● **Exercise prompt**: Make an exact copy of the records, with the pictures left out.

● **Entries supplied**:
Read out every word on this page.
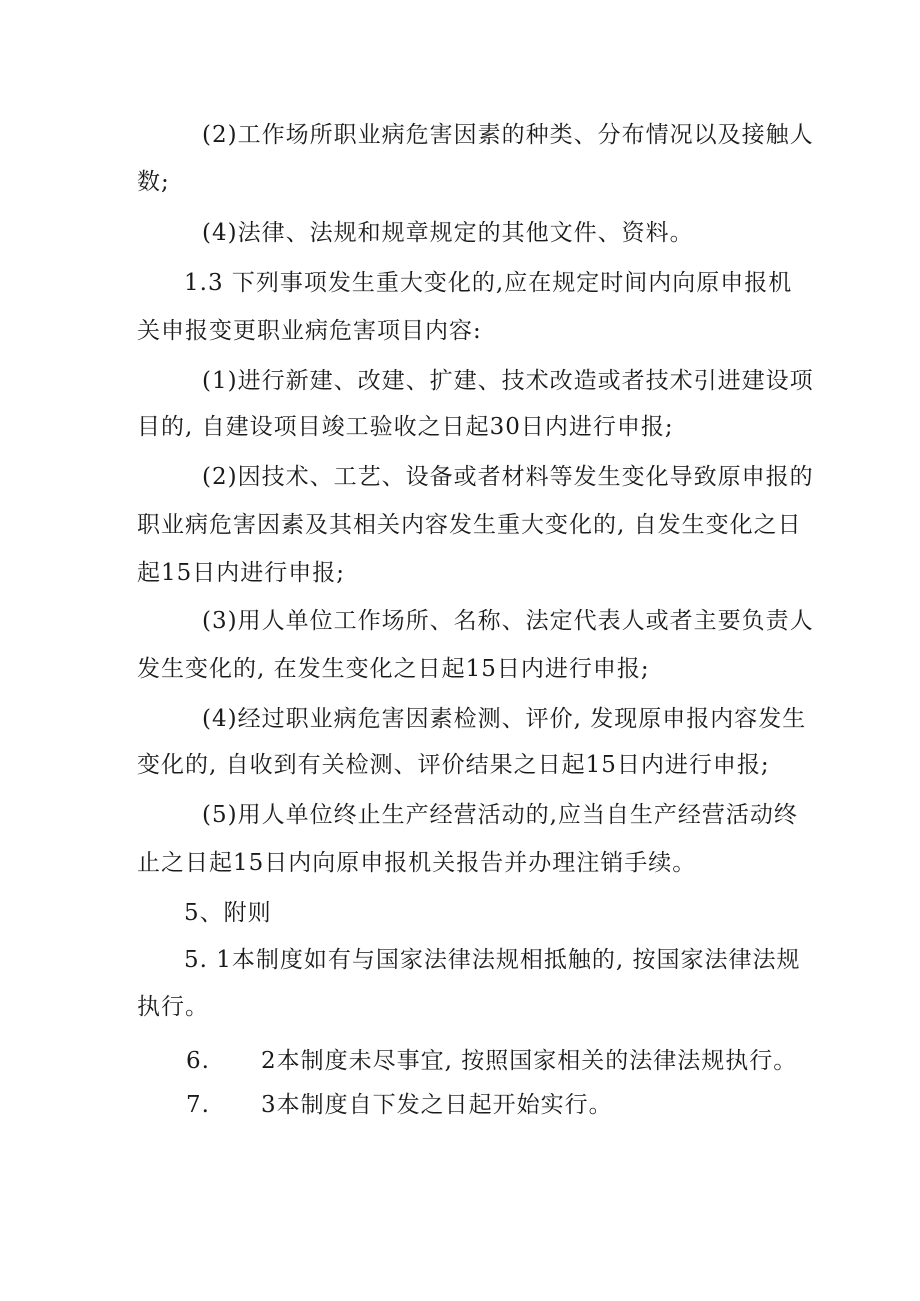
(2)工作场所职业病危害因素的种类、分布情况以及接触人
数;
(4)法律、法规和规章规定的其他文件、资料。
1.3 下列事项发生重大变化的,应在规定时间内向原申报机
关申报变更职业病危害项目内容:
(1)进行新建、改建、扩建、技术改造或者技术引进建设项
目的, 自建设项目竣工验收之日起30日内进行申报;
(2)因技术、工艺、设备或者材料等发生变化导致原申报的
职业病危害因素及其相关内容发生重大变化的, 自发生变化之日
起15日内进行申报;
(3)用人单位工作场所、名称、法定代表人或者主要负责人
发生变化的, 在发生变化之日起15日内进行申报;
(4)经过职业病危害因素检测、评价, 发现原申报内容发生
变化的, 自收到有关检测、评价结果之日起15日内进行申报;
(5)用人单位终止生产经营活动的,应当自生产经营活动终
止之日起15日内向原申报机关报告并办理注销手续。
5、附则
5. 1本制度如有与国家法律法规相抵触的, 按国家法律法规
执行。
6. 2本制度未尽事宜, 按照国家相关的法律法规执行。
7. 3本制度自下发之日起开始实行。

● **Task answer**:
Read out every word on this page.
(2)工作场所职业病危害因素的种类、分布情况以及接触人
数;
(4)法律、法规和规章规定的其他文件、资料。
1.3 下列事项发生重大变化的,应在规定时间内向原申报机
关申报变更职业病危害项目内容:
(1)进行新建、改建、扩建、技术改造或者技术引进建设项
目的, 自建设项目竣工验收之日起30日内进行申报;
(2)因技术、工艺、设备或者材料等发生变化导致原申报的
职业病危害因素及其相关内容发生重大变化的, 自发生变化之日
起15日内进行申报;
(3)用人单位工作场所、名称、法定代表人或者主要负责人
发生变化的, 在发生变化之日起15日内进行申报;
(4)经过职业病危害因素检测、评价, 发现原申报内容发生
变化的, 自收到有关检测、评价结果之日起15日内进行申报;
(5)用人单位终止生产经营活动的,应当自生产经营活动终
止之日起15日内向原申报机关报告并办理注销手续。
5、附则
5. 1本制度如有与国家法律法规相抵触的, 按国家法律法规
执行。
6. 2本制度未尽事宜, 按照国家相关的法律法规执行。
7. 3本制度自下发之日起开始实行。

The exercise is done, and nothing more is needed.